> Task description
Please restate the following records word for word.
··· Exercise inputs
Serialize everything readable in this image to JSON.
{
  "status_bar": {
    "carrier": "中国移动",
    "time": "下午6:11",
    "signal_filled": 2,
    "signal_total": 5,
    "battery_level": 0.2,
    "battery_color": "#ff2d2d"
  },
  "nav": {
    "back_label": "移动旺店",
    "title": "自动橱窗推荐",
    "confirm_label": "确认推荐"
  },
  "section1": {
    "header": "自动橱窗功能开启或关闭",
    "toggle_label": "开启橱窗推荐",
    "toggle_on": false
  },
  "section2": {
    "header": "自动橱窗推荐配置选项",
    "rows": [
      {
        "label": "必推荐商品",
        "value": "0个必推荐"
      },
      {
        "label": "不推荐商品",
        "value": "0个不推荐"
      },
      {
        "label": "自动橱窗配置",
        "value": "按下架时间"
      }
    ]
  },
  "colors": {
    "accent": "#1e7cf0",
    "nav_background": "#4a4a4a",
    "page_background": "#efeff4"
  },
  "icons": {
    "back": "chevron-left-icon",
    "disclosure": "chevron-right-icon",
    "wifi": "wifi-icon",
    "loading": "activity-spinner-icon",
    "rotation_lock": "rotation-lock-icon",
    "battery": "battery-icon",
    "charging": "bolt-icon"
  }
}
······
> Output below
Serialize everything readable in this image to JSON.
{
  "status_bar": {
    "carrier": "中国移动",
    "time": "下午6:11",
    "signal_filled": 2,
    "signal_total": 5,
    "battery_level": 0.2,
    "battery_color": "#ff2d2d"
  },
  "nav": {
    "back_label": "移动旺店",
    "title": "自动橱窗推荐",
    "confirm_label": "确认推荐"
  },
  "section1": {
    "header": "自动橱窗功能开启或关闭",
    "toggle_label": "开启橱窗推荐",
    "toggle_on": false
  },
  "section2": {
    "header": "自动橱窗推荐配置选项",
    "rows": [
      {
        "label": "必推荐商品",
        "value": "0个必推荐"
      },
      {
        "label": "不推荐商品",
        "value": "0个不推荐"
      },
      {
        "label": "自动橱窗配置",
        "value": "按下架时间"
      }
    ]
  },
  "colors": {
    "accent": "#1e7cf0",
    "nav_background": "#4a4a4a",
    "page_background": "#efeff4"
  },
  "icons": {
    "back": "chevron-left-icon",
    "disclosure": "chevron-right-icon",
    "wifi": "wifi-icon",
    "loading": "activity-spinner-icon",
    "rotation_lock": "rotation-lock-icon",
    "battery": "battery-icon",
    "charging": "bolt-icon"
  }
}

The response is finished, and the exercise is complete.